> [WHAT IS EXPECTED]:
Select the lines below containing the word "Template".

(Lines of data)
____________________

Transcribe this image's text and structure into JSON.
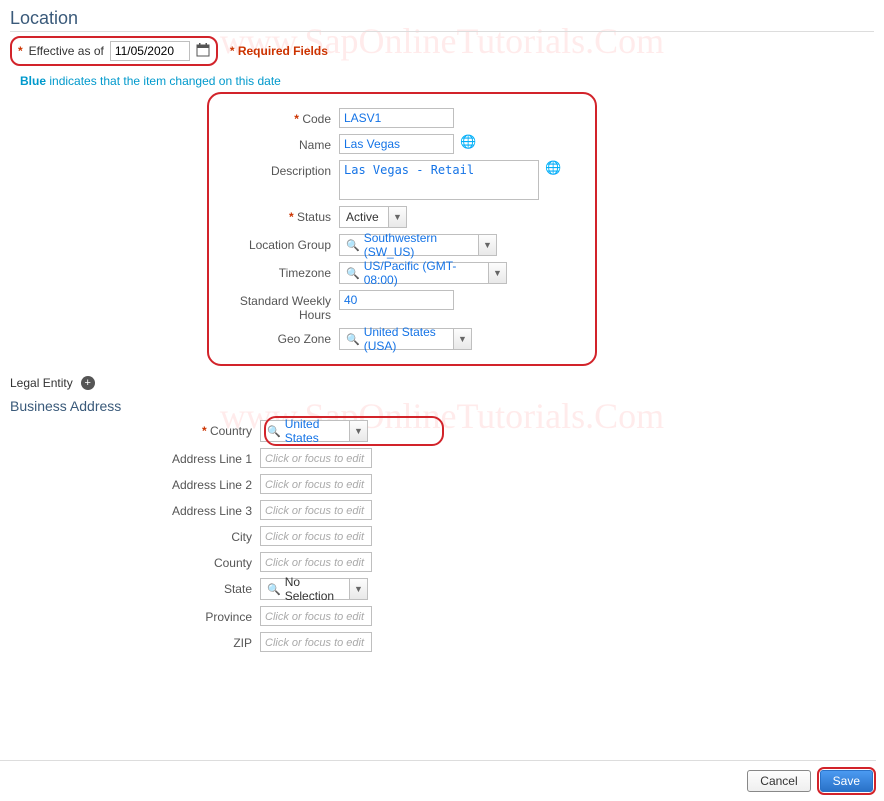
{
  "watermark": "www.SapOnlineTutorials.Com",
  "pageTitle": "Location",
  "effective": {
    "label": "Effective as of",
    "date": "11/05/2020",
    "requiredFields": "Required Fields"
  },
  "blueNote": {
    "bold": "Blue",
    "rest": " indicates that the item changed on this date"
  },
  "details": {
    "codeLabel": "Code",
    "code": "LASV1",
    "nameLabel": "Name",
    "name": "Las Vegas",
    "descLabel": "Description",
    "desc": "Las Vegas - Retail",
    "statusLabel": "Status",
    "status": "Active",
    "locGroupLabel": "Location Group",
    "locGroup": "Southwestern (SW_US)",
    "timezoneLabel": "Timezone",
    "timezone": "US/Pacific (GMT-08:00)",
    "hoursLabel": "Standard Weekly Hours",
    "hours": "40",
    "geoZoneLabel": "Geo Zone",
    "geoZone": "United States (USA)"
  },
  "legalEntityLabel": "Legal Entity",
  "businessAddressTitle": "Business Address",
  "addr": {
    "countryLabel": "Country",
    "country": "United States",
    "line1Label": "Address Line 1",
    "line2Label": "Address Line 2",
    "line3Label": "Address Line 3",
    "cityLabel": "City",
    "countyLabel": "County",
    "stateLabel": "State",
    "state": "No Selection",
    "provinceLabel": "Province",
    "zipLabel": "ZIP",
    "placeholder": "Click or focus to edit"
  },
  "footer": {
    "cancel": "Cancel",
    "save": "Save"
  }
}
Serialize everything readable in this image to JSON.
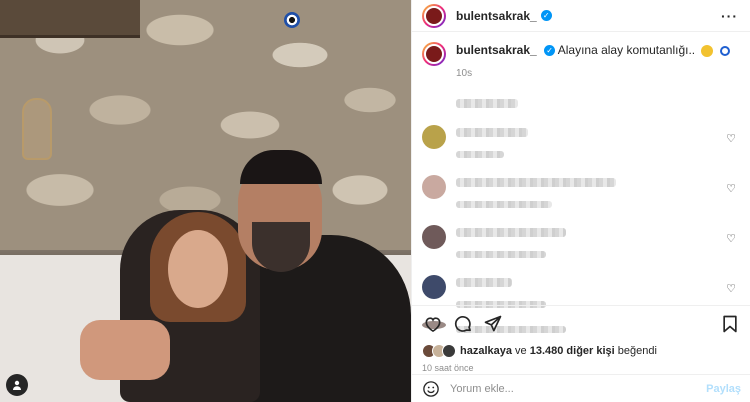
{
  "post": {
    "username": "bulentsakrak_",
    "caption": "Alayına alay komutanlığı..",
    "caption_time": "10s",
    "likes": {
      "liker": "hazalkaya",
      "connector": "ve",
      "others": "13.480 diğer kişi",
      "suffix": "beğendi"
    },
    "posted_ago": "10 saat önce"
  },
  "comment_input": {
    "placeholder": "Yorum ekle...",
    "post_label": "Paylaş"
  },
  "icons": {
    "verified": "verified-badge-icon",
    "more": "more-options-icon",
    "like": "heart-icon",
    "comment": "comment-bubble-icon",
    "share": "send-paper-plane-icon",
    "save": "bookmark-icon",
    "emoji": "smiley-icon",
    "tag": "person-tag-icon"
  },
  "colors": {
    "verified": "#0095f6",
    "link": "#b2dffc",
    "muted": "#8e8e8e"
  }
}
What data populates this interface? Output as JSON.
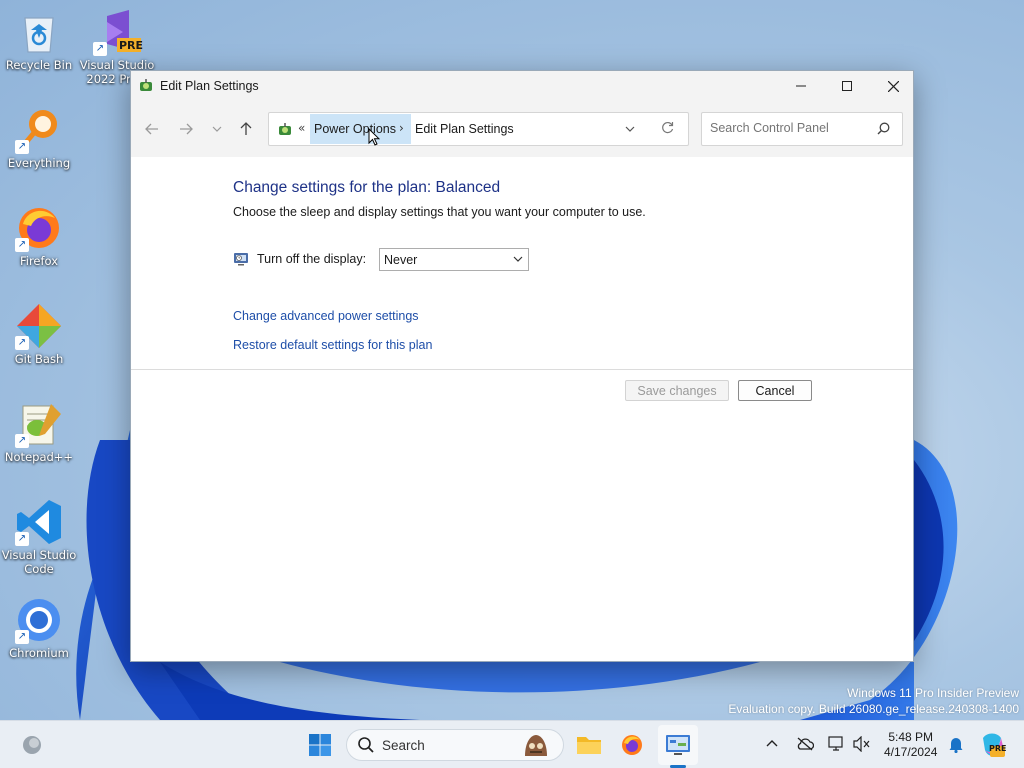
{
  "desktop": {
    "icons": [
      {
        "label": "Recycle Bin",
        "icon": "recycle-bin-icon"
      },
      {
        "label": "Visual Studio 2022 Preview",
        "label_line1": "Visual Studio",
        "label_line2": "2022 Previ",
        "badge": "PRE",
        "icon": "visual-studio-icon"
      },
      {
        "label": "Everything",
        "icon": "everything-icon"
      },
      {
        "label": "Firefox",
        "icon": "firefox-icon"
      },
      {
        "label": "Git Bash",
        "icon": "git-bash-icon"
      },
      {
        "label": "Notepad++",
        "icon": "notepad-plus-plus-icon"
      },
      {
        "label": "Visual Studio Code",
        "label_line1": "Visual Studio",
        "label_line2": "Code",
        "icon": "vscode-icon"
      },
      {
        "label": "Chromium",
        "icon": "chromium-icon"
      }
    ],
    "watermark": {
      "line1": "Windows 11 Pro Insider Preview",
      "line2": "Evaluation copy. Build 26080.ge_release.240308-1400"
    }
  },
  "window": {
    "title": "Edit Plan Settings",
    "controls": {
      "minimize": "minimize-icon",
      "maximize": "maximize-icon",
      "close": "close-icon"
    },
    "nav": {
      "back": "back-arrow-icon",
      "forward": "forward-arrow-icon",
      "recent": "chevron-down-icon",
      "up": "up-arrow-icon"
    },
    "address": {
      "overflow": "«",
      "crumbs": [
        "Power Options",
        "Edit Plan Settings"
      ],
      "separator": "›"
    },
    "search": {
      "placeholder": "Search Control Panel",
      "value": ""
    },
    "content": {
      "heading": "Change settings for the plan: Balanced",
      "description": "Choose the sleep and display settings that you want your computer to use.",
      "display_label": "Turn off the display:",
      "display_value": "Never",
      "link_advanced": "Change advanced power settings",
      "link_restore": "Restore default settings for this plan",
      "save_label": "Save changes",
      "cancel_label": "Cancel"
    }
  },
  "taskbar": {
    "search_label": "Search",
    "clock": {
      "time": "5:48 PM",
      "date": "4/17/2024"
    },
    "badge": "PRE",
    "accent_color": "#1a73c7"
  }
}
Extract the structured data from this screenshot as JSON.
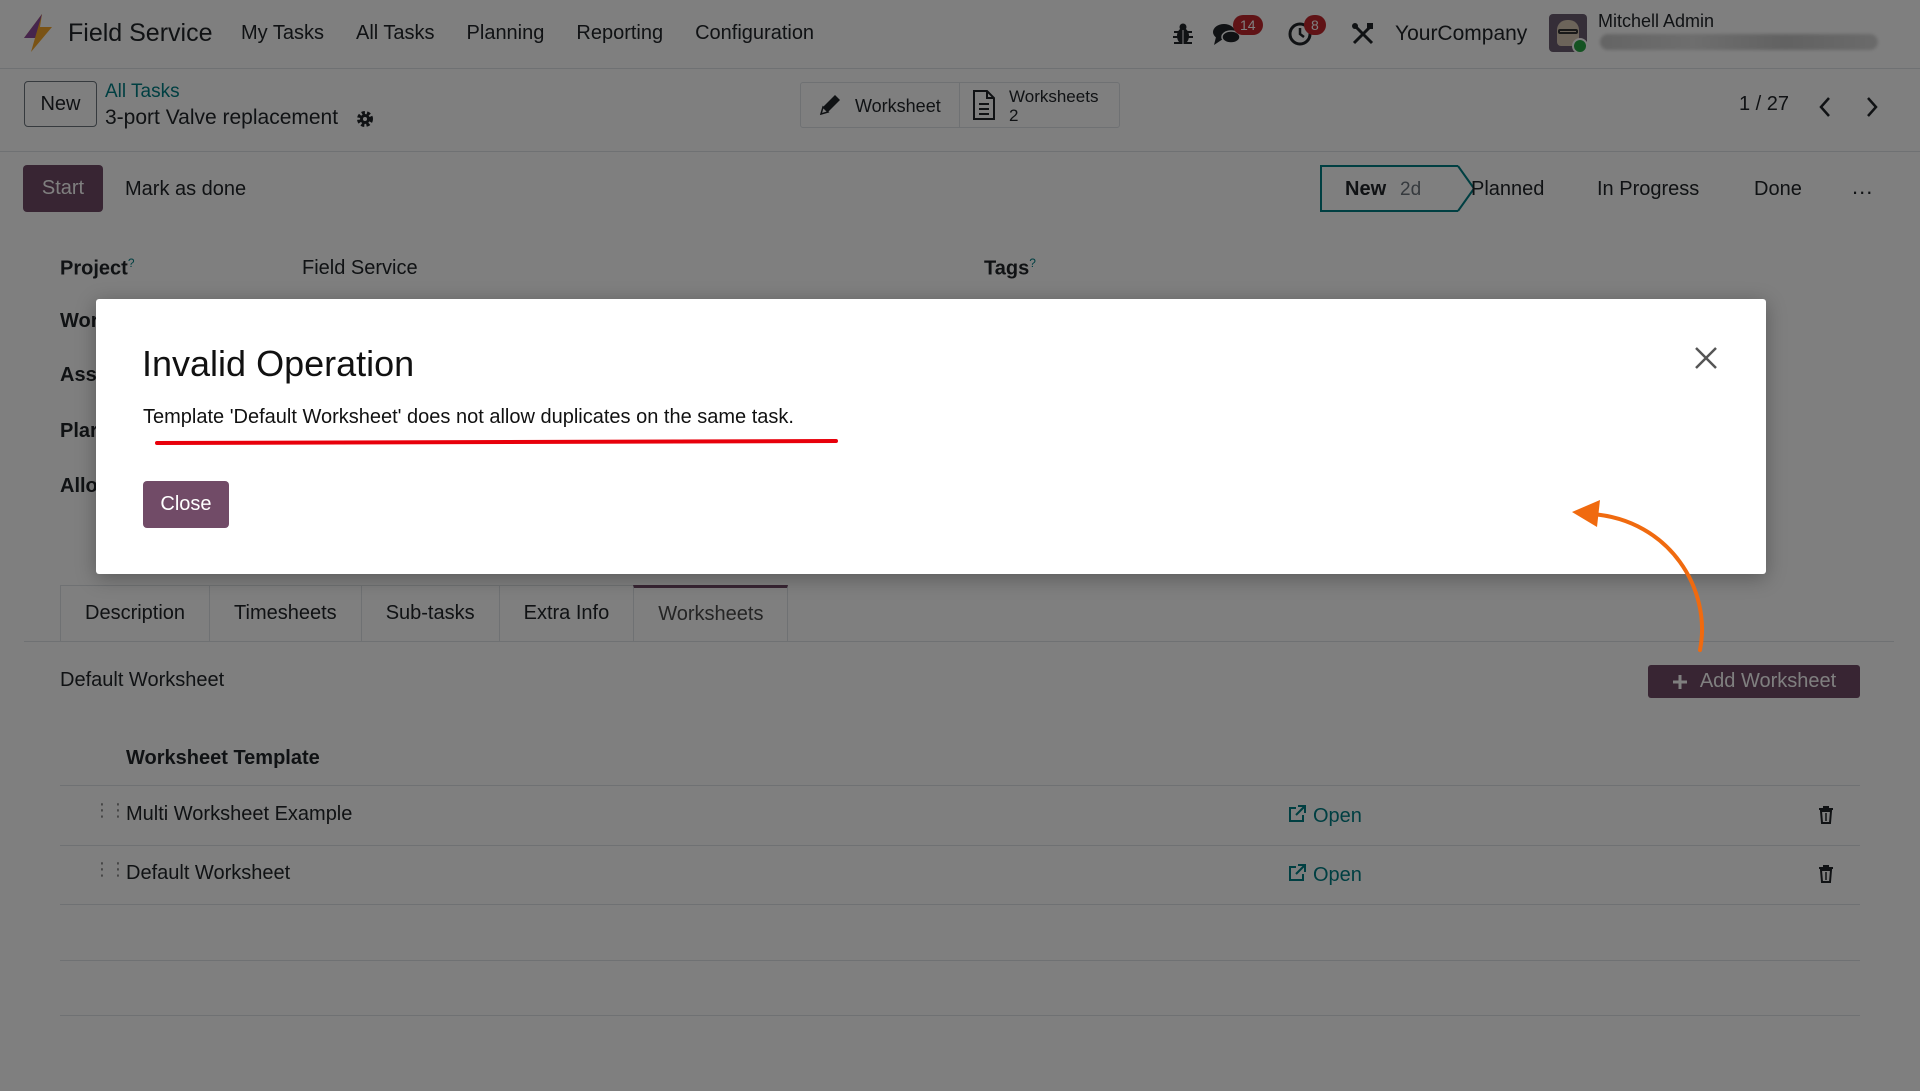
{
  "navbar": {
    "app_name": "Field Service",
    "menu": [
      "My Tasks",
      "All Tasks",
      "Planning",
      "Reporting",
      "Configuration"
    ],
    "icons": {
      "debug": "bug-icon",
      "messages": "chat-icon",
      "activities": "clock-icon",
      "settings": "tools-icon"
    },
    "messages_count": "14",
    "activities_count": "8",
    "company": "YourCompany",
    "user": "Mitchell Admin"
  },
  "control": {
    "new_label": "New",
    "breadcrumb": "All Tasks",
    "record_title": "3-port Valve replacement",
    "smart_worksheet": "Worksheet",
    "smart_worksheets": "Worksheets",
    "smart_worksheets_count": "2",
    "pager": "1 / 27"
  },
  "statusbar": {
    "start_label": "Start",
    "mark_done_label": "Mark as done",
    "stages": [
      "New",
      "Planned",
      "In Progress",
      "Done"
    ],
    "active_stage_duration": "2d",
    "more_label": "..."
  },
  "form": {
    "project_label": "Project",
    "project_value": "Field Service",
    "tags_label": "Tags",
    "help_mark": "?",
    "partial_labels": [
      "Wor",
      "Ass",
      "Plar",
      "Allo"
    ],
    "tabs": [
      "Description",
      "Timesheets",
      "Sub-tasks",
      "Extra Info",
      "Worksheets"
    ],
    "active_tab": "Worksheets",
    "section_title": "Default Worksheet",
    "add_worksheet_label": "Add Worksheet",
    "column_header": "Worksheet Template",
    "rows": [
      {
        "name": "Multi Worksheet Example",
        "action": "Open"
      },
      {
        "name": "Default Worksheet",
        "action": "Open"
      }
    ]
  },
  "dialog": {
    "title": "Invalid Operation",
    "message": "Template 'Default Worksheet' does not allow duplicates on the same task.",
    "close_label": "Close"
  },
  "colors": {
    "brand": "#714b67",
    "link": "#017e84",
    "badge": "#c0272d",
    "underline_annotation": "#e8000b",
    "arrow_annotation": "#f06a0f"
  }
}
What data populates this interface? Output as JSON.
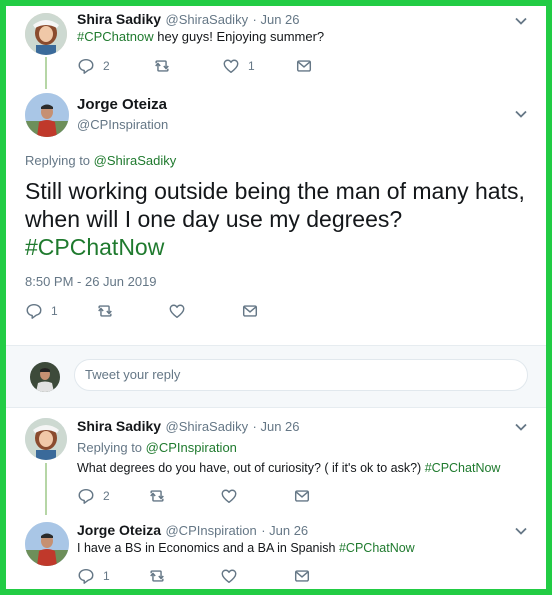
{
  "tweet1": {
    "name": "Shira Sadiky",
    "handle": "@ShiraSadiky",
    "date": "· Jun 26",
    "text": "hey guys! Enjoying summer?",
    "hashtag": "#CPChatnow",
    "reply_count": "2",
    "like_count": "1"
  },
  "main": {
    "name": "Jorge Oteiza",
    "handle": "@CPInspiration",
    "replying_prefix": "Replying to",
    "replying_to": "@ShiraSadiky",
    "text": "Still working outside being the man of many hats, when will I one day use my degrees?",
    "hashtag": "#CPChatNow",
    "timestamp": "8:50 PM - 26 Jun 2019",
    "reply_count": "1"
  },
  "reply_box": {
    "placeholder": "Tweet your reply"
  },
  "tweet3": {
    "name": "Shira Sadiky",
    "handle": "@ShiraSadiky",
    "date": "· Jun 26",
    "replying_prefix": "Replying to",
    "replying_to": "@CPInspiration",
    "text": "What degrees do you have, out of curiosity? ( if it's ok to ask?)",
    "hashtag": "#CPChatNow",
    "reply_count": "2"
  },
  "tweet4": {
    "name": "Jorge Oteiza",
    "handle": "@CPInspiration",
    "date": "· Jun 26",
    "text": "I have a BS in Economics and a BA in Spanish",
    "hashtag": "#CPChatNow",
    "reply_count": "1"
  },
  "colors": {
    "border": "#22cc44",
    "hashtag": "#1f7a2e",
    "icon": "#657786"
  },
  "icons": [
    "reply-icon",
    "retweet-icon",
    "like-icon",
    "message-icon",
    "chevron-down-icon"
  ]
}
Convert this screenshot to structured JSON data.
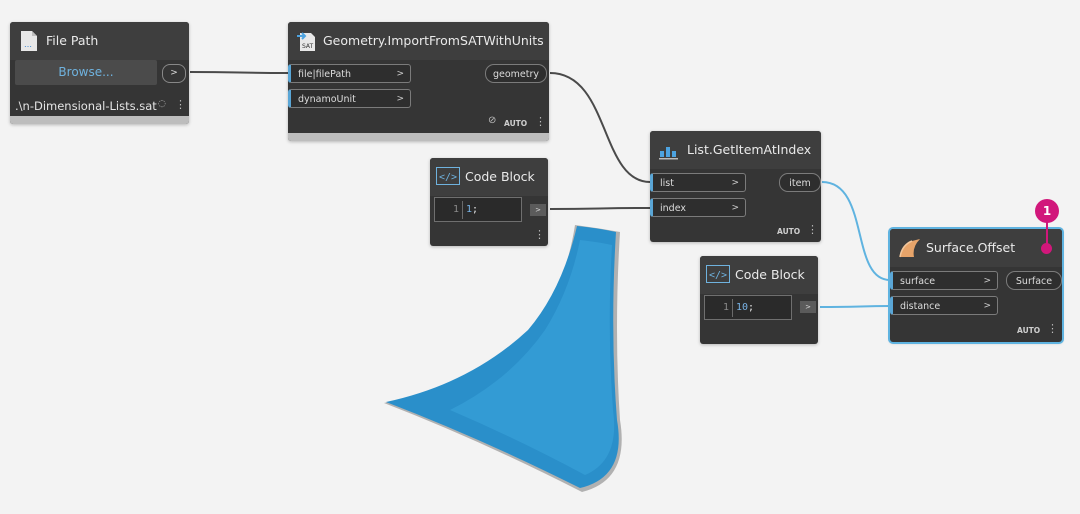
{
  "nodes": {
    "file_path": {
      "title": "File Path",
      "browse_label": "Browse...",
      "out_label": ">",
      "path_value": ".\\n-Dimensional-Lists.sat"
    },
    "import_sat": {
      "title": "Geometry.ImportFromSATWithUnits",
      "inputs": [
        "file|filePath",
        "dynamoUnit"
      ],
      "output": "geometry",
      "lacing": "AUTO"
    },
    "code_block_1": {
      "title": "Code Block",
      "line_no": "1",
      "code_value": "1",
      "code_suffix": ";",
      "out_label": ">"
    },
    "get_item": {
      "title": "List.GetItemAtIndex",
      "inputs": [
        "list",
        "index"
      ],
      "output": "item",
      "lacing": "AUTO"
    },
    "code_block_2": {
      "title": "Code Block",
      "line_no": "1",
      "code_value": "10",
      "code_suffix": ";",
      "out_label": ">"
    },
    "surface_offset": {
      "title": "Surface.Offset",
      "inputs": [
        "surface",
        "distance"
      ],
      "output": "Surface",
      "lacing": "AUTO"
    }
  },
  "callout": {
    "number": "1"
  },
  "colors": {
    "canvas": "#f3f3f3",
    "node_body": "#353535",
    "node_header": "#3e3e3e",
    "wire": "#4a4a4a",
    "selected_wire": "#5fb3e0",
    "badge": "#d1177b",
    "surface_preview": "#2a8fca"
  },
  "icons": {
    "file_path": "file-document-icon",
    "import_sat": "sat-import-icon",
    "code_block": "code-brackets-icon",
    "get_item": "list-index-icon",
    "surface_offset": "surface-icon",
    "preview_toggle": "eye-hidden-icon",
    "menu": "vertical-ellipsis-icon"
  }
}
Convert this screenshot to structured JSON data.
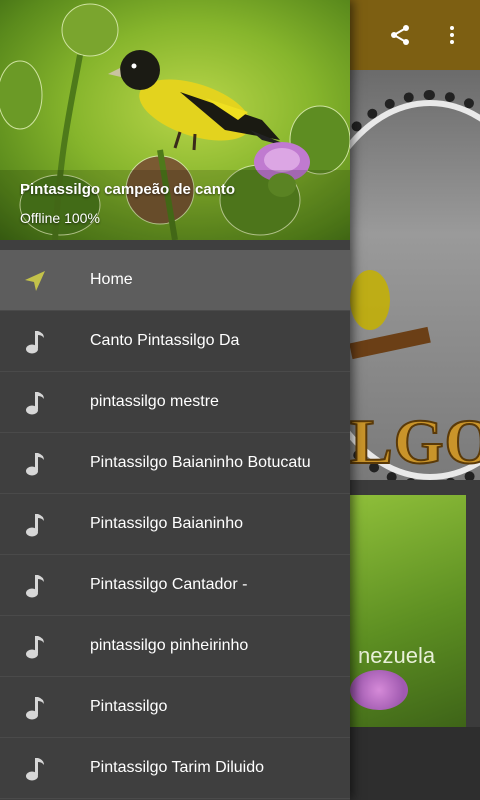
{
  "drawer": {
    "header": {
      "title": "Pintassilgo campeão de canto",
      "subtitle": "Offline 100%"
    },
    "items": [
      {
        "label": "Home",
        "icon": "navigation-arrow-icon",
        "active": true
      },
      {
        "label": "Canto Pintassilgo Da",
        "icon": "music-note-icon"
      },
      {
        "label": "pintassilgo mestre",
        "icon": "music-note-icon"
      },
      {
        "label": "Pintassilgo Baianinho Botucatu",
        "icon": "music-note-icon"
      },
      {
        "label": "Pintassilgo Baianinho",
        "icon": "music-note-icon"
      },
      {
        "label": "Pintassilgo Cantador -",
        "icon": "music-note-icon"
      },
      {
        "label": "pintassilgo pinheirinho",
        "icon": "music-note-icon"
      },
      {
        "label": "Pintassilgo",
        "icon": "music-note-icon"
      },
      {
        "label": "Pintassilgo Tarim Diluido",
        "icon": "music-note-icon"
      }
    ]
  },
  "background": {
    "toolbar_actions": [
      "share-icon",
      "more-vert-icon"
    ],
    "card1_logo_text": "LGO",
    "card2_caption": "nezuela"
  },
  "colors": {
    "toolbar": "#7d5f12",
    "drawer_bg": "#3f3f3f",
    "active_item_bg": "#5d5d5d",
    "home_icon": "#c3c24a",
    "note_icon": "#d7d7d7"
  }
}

____________________

> [ANSWER BELOW]:
    "column_header": "Worksheet Template",
    "message": "Template 'Default Worksheet' does not allow duplicates on the same task.",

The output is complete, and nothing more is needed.